[Excerpts from a figure dataset]
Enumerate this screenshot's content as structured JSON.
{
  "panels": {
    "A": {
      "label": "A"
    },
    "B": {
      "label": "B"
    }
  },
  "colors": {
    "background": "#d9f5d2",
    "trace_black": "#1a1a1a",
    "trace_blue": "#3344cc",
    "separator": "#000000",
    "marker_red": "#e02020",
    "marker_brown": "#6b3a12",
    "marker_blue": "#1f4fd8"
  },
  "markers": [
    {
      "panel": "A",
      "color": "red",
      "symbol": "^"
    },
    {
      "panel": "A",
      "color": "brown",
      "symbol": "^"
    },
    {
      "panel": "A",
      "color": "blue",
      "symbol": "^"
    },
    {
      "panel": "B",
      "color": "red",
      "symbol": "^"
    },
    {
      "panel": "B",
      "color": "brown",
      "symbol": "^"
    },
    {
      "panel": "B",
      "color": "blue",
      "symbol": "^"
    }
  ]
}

- [WHAT THE EXERCISE ASKS]: Copy every line exactly. Leave nothing out.

- [EXERCISE RESPONSE]:
Enumerate this screenshot's content as structured JSON.
{
  "panels": {
    "A": {
      "label": "A"
    },
    "B": {
      "label": "B"
    }
  },
  "colors": {
    "background": "#d9f5d2",
    "trace_black": "#1a1a1a",
    "trace_blue": "#3344cc",
    "separator": "#000000",
    "marker_red": "#e02020",
    "marker_brown": "#6b3a12",
    "marker_blue": "#1f4fd8"
  },
  "markers": [
    {
      "panel": "A",
      "color": "red",
      "symbol": "^"
    },
    {
      "panel": "A",
      "color": "brown",
      "symbol": "^"
    },
    {
      "panel": "A",
      "color": "blue",
      "symbol": "^"
    },
    {
      "panel": "B",
      "color": "red",
      "symbol": "^"
    },
    {
      "panel": "B",
      "color": "brown",
      "symbol": "^"
    },
    {
      "panel": "B",
      "color": "blue",
      "symbol": "^"
    }
  ]
}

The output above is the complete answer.